Exercise inputs:
::::::

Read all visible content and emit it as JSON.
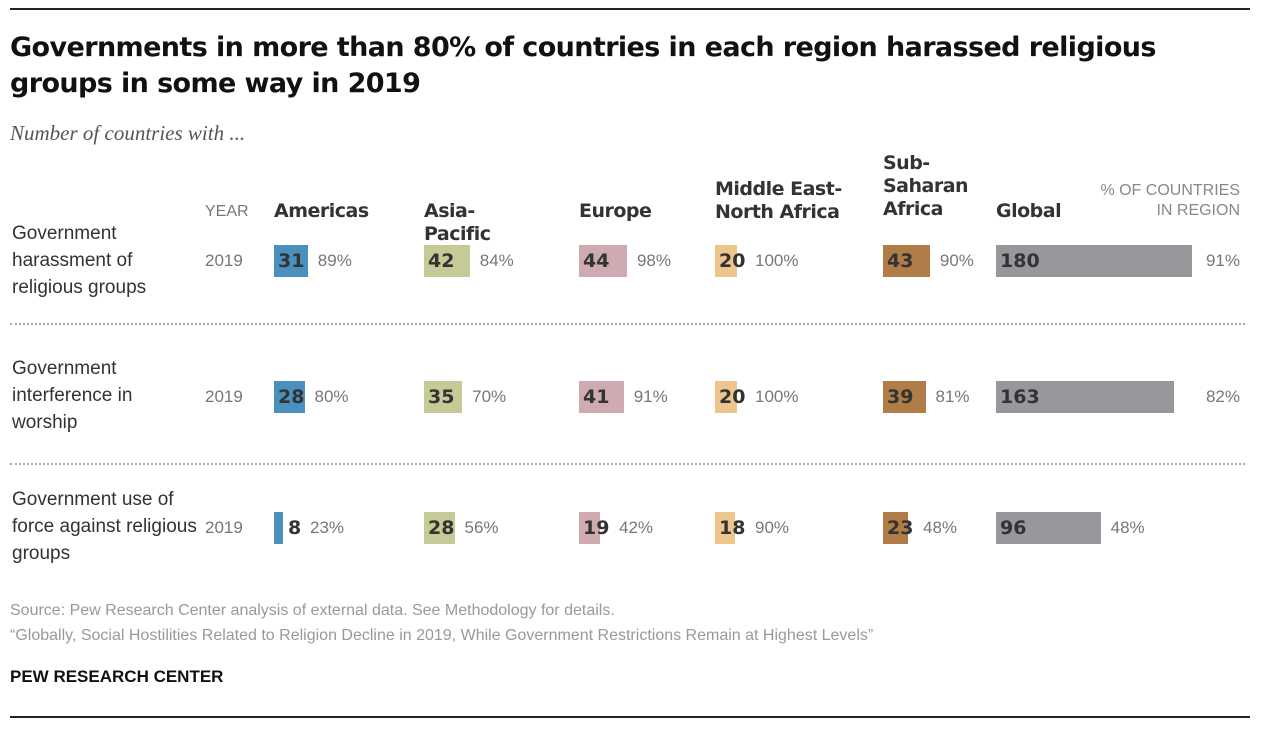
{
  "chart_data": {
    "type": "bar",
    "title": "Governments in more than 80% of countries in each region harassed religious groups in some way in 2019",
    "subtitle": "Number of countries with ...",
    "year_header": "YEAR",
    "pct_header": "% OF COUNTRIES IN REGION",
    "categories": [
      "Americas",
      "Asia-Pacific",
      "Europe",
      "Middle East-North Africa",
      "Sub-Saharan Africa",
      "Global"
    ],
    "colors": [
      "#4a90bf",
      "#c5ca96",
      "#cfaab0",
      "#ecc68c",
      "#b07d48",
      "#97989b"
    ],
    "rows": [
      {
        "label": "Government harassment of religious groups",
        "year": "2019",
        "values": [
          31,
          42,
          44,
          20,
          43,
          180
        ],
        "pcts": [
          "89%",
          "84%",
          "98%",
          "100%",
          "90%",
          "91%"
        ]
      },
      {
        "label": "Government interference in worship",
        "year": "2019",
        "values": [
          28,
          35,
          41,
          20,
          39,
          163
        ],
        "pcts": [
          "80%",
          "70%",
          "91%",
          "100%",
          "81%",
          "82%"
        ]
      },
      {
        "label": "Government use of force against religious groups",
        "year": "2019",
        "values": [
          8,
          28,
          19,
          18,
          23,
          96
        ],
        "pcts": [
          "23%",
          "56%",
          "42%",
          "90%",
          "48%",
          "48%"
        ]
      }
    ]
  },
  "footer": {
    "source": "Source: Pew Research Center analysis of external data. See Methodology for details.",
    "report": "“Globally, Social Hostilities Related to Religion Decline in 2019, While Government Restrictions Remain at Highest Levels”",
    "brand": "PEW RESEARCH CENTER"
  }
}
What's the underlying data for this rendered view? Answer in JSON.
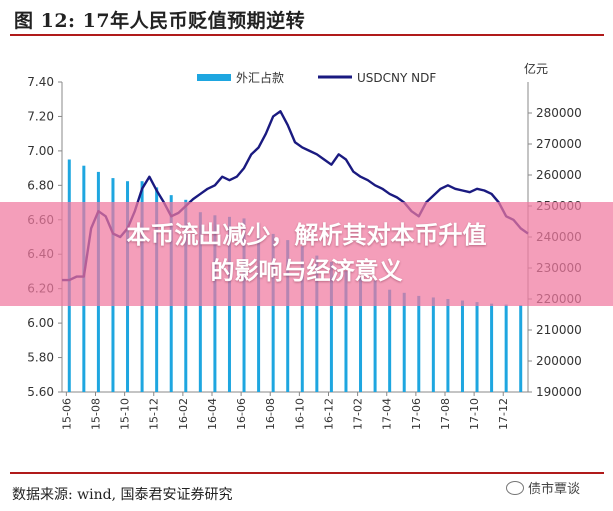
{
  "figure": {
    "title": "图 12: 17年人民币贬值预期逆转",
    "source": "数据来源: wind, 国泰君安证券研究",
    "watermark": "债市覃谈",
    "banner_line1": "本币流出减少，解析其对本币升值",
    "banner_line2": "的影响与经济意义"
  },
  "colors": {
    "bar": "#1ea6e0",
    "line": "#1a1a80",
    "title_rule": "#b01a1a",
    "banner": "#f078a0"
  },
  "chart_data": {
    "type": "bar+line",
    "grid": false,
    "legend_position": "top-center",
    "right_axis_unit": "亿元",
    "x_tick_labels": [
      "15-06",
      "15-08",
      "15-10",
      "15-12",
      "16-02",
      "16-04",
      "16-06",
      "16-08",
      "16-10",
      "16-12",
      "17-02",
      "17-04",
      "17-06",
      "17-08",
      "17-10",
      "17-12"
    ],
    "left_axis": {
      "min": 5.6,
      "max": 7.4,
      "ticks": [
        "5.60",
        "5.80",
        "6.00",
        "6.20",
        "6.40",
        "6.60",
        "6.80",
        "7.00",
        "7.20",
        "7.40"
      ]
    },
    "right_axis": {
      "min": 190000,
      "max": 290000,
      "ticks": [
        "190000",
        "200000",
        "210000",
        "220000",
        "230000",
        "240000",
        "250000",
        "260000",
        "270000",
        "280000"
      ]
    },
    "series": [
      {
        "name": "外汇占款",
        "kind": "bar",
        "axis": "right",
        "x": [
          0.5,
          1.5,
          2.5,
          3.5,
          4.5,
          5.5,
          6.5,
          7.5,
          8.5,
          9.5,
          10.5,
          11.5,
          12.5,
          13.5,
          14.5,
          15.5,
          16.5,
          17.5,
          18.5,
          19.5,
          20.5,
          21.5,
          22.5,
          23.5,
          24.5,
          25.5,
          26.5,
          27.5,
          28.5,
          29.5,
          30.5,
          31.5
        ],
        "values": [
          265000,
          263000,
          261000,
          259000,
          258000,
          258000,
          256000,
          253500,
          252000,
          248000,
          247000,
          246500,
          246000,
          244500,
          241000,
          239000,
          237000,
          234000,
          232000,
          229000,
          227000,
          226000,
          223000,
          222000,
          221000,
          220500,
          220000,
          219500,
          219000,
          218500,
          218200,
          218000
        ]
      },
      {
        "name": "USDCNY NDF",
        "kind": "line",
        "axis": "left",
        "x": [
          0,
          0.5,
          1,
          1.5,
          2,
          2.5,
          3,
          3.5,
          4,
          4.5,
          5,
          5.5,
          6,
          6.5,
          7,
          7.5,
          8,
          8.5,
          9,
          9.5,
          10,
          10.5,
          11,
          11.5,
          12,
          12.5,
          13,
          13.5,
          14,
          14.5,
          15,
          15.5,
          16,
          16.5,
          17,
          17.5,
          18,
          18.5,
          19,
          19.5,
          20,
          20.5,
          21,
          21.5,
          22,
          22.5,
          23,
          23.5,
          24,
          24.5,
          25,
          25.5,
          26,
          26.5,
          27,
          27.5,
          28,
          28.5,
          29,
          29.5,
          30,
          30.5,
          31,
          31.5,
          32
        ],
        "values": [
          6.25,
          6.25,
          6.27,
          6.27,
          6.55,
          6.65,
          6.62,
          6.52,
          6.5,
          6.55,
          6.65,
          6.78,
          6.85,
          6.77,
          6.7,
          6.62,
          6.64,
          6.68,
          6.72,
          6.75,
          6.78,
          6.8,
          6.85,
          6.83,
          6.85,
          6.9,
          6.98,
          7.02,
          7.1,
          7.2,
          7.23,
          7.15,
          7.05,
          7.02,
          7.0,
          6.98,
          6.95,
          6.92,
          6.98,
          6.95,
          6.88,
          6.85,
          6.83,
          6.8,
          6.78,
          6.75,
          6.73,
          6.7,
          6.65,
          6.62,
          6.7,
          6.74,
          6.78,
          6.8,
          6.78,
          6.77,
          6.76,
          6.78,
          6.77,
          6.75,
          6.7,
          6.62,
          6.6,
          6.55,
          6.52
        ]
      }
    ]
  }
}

::::::

Direction:
Repeat every record above exactly, but leave out any pictures.

Written solution:
Read all visible content and emit it as JSON.
{
  "chart_data": {
    "type": "bar",
    "title": "Governments in more than 80% of countries in each region harassed religious groups in some way in 2019",
    "subtitle": "Number of countries with ...",
    "year_header": "YEAR",
    "pct_header": "% OF COUNTRIES IN REGION",
    "categories": [
      "Americas",
      "Asia-Pacific",
      "Europe",
      "Middle East-North Africa",
      "Sub-Saharan Africa",
      "Global"
    ],
    "colors": [
      "#4a90bf",
      "#c5ca96",
      "#cfaab0",
      "#ecc68c",
      "#b07d48",
      "#97989b"
    ],
    "rows": [
      {
        "label": "Government harassment of religious groups",
        "year": "2019",
        "values": [
          31,
          42,
          44,
          20,
          43,
          180
        ],
        "pcts": [
          "89%",
          "84%",
          "98%",
          "100%",
          "90%",
          "91%"
        ]
      },
      {
        "label": "Government interference in worship",
        "year": "2019",
        "values": [
          28,
          35,
          41,
          20,
          39,
          163
        ],
        "pcts": [
          "80%",
          "70%",
          "91%",
          "100%",
          "81%",
          "82%"
        ]
      },
      {
        "label": "Government use of force against religious groups",
        "year": "2019",
        "values": [
          8,
          28,
          19,
          18,
          23,
          96
        ],
        "pcts": [
          "23%",
          "56%",
          "42%",
          "90%",
          "48%",
          "48%"
        ]
      }
    ]
  },
  "footer": {
    "source": "Source: Pew Research Center analysis of external data. See Methodology for details.",
    "report": "“Globally, Social Hostilities Related to Religion Decline in 2019, While Government Restrictions Remain at Highest Levels”",
    "brand": "PEW RESEARCH CENTER"
  }
}
What's the underlying data for this rendered view? Answer in JSON.
{
  "figure": {
    "title": "图 12: 17年人民币贬值预期逆转",
    "source": "数据来源: wind, 国泰君安证券研究",
    "watermark": "债市覃谈",
    "banner_line1": "本币流出减少，解析其对本币升值",
    "banner_line2": "的影响与经济意义"
  },
  "colors": {
    "bar": "#1ea6e0",
    "line": "#1a1a80",
    "title_rule": "#b01a1a",
    "banner": "#f078a0"
  },
  "chart_data": {
    "type": "bar+line",
    "grid": false,
    "legend_position": "top-center",
    "right_axis_unit": "亿元",
    "x_tick_labels": [
      "15-06",
      "15-08",
      "15-10",
      "15-12",
      "16-02",
      "16-04",
      "16-06",
      "16-08",
      "16-10",
      "16-12",
      "17-02",
      "17-04",
      "17-06",
      "17-08",
      "17-10",
      "17-12"
    ],
    "left_axis": {
      "min": 5.6,
      "max": 7.4,
      "ticks": [
        "5.60",
        "5.80",
        "6.00",
        "6.20",
        "6.40",
        "6.60",
        "6.80",
        "7.00",
        "7.20",
        "7.40"
      ]
    },
    "right_axis": {
      "min": 190000,
      "max": 290000,
      "ticks": [
        "190000",
        "200000",
        "210000",
        "220000",
        "230000",
        "240000",
        "250000",
        "260000",
        "270000",
        "280000"
      ]
    },
    "series": [
      {
        "name": "外汇占款",
        "kind": "bar",
        "axis": "right",
        "x": [
          0.5,
          1.5,
          2.5,
          3.5,
          4.5,
          5.5,
          6.5,
          7.5,
          8.5,
          9.5,
          10.5,
          11.5,
          12.5,
          13.5,
          14.5,
          15.5,
          16.5,
          17.5,
          18.5,
          19.5,
          20.5,
          21.5,
          22.5,
          23.5,
          24.5,
          25.5,
          26.5,
          27.5,
          28.5,
          29.5,
          30.5,
          31.5
        ],
        "values": [
          265000,
          263000,
          261000,
          259000,
          258000,
          258000,
          256000,
          253500,
          252000,
          248000,
          247000,
          246500,
          246000,
          244500,
          241000,
          239000,
          237000,
          234000,
          232000,
          229000,
          227000,
          226000,
          223000,
          222000,
          221000,
          220500,
          220000,
          219500,
          219000,
          218500,
          218200,
          218000
        ]
      },
      {
        "name": "USDCNY NDF",
        "kind": "line",
        "axis": "left",
        "x": [
          0,
          0.5,
          1,
          1.5,
          2,
          2.5,
          3,
          3.5,
          4,
          4.5,
          5,
          5.5,
          6,
          6.5,
          7,
          7.5,
          8,
          8.5,
          9,
          9.5,
          10,
          10.5,
          11,
          11.5,
          12,
          12.5,
          13,
          13.5,
          14,
          14.5,
          15,
          15.5,
          16,
          16.5,
          17,
          17.5,
          18,
          18.5,
          19,
          19.5,
          20,
          20.5,
          21,
          21.5,
          22,
          22.5,
          23,
          23.5,
          24,
          24.5,
          25,
          25.5,
          26,
          26.5,
          27,
          27.5,
          28,
          28.5,
          29,
          29.5,
          30,
          30.5,
          31,
          31.5,
          32
        ],
        "values": [
          6.25,
          6.25,
          6.27,
          6.27,
          6.55,
          6.65,
          6.62,
          6.52,
          6.5,
          6.55,
          6.65,
          6.78,
          6.85,
          6.77,
          6.7,
          6.62,
          6.64,
          6.68,
          6.72,
          6.75,
          6.78,
          6.8,
          6.85,
          6.83,
          6.85,
          6.9,
          6.98,
          7.02,
          7.1,
          7.2,
          7.23,
          7.15,
          7.05,
          7.02,
          7.0,
          6.98,
          6.95,
          6.92,
          6.98,
          6.95,
          6.88,
          6.85,
          6.83,
          6.8,
          6.78,
          6.75,
          6.73,
          6.7,
          6.65,
          6.62,
          6.7,
          6.74,
          6.78,
          6.8,
          6.78,
          6.77,
          6.76,
          6.78,
          6.77,
          6.75,
          6.7,
          6.62,
          6.6,
          6.55,
          6.52
        ]
      }
    ]
  }
}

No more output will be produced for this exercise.